→ Task goal
Gather, from the data below, each line in which the word "image" occurs.

→ Data in this exercise

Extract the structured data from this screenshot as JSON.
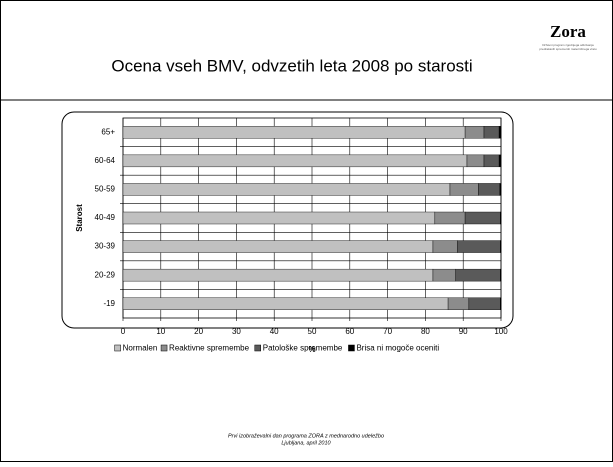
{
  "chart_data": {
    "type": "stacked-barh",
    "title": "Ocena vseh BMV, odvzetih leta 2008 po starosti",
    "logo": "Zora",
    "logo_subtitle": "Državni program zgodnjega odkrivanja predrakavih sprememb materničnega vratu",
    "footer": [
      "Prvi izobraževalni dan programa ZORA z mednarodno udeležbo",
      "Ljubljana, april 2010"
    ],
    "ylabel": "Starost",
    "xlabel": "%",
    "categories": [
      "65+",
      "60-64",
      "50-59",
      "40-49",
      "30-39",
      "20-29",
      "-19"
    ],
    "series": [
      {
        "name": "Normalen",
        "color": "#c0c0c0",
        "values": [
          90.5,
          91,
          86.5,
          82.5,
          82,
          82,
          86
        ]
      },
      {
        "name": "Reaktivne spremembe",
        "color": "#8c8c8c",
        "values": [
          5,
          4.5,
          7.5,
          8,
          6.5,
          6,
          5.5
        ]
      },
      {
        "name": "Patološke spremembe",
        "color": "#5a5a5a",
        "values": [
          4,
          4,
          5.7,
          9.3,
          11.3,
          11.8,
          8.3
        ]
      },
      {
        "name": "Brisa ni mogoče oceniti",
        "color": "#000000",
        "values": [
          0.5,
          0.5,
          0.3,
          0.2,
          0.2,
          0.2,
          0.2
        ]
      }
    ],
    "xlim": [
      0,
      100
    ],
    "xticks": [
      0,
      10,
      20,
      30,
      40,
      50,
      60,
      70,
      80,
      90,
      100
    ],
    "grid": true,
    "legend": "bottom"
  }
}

--

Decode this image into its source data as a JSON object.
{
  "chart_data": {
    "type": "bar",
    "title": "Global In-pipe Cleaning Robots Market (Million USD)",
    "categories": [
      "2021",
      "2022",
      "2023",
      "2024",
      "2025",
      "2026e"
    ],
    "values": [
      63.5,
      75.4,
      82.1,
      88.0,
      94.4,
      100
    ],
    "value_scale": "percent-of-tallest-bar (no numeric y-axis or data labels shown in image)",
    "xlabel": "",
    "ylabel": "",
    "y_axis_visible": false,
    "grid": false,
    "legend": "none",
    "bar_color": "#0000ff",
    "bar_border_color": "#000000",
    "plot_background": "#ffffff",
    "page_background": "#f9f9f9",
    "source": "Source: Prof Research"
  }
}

→ Reply to the task
Decode this image into its source data as a JSON object.
    "value_scale": "percent-of-tallest-bar (no numeric y-axis or data labels shown in image)",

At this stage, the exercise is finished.